**Testo dato:**
E poi ci sono le questioni geopolitiche, sulle quali le posizioni di Fratelli d’Italia sono inequivocabili. Erede di una tradizione politica (il Movimento sociale italiano, nato nel 1946 dalle ceneri del Partito nazionale fascista) che scelse risolutamente di schierarsi con gli Stati Uniti nella guerra fredda, Giorgia Meloni è un’atlantista convinta, che in passato non ha mai mostrato compiacimento nei confronti della Russia di Vladimir Putin.
Dall’inizio dell’invasione russa dell’Ucraina, il 24 febbraio scorso, Fratelli d’Italia, pur essendo all’opposizione, ha dimostrato una costante solidarietà con le posizioni espresse dal governo (a differenza della Lega e del Movimento 5 stelle, due formazioni che fanno parte della coalizione guidata da Mario Draghi e che non hanno mai perso occasione per far sentire la propria voce). Interrogata a Cernobbio sulla questione delle sanzioni contro la Russia, Giorgia Meloni ha avuto una risposta inequivocabile: “Se l’Italia prende le distanze dai suoi alleati non cambierà nulla per Kiev, ma per noi sì”, ha affermato, facendo della solidarietà italiana ai suoi partner una questione di “credibilità”, e ricordando che l’80 per cento delle esportazioni italiane sono verso l’Europa occidentale e gli Stati Uniti e che, in caso di sconfitta ucraina, “a vincere non sarà solo la Russia di Putin ma anche la Cina”.
Nessuna rottura radicale
Infine l’ultimo elemento che contribuisce a calmare le preoccupazioni della comunità imprenditoriale alla vigilia delle elezioni è l’atteggiamento accomodante del presidente del consiglio, Mario Draghi, nei confronti della leader di Fratelli d’Italia. Sebbene i due abbiano posizioni diverse su molte questioni, non perdono occasione per mostrare la loro stima reciproca, diffondendo così l’idea che l’arrivo al potere di una coalizione di destra non sarebbe uno sconvolgimento.

**Il tuo compito:**
Rispondi a queste domande sul testo dato:
(a) In che anno è nato il Movimento sociale italiano?
(b) Secondo Giorgia Meloni, che percentuale delle esportazioni italiane va verso l'Europa occidentale e gli Stati Uniti?
(c) Chi è il presidente del consiglio?

**Voci in elenco:**
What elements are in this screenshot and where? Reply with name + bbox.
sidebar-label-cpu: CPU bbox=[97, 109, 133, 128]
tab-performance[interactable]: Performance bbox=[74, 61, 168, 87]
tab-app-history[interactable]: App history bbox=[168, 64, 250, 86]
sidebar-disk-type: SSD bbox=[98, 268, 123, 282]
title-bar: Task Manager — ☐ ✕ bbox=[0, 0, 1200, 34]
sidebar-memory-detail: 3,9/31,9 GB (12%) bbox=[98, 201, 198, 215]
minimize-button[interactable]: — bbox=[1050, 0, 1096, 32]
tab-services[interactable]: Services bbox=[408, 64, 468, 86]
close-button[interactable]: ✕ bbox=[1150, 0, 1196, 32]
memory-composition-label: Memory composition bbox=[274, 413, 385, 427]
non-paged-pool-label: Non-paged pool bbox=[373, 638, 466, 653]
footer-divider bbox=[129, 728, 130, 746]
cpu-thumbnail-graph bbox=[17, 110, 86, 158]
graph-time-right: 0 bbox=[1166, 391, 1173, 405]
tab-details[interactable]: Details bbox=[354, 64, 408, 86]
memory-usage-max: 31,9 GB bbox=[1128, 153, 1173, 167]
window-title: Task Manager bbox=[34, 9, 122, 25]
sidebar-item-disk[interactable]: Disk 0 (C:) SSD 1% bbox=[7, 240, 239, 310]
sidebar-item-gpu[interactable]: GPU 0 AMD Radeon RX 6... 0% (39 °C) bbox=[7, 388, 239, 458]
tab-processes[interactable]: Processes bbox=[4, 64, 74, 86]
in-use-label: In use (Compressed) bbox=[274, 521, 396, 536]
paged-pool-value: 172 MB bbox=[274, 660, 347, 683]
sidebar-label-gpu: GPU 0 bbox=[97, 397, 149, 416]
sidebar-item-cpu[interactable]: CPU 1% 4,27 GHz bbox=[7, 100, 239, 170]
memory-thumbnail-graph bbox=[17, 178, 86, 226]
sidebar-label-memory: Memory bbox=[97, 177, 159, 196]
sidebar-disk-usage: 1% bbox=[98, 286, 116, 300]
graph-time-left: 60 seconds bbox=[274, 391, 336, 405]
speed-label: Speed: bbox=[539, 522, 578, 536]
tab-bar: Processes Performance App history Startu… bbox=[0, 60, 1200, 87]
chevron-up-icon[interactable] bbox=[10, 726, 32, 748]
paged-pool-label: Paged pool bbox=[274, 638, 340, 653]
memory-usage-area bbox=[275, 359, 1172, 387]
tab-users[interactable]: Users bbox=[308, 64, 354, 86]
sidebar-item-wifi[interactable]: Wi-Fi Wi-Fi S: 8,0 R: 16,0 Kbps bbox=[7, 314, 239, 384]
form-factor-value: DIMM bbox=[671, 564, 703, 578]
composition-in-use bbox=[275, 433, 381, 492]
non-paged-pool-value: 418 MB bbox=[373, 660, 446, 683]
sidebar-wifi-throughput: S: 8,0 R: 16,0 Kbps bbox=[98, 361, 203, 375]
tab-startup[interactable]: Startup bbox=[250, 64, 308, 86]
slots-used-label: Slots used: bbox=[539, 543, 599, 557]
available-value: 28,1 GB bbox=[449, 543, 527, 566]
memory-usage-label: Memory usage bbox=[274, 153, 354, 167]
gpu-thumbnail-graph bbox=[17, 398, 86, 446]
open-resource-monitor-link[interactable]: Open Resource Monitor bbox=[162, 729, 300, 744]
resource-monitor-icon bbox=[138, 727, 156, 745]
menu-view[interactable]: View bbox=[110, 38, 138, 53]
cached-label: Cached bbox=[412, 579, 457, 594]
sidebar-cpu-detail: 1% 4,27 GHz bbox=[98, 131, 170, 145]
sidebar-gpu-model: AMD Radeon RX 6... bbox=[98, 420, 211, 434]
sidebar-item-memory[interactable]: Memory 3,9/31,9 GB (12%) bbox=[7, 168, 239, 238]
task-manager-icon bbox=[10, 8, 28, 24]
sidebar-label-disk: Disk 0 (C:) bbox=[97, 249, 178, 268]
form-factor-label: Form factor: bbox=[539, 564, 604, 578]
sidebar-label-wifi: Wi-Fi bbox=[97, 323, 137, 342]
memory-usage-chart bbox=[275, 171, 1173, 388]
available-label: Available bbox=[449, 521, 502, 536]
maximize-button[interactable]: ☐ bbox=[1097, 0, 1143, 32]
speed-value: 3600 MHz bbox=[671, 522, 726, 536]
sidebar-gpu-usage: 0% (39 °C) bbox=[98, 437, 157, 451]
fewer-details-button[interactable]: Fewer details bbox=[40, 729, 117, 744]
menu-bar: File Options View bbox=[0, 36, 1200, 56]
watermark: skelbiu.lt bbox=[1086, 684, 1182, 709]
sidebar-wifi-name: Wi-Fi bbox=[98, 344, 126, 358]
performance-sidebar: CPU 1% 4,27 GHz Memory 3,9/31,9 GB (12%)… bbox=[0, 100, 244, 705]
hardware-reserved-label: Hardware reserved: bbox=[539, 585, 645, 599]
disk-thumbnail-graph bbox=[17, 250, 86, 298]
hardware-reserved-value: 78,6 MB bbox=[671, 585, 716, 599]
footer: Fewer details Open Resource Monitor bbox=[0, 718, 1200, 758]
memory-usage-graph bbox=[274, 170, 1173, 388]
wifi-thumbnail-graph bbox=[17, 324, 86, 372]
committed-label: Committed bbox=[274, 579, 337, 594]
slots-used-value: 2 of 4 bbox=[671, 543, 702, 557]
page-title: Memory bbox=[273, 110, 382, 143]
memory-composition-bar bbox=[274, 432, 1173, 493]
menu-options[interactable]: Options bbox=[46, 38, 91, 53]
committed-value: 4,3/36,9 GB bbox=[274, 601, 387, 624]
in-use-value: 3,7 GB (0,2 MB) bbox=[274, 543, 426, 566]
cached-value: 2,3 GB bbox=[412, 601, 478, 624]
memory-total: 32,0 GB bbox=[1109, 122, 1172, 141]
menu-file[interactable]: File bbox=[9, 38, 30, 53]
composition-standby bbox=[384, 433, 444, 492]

**Risposta:**
(a) Nel 1946.
(b) L'80 per cento.
(c) Mario Draghi.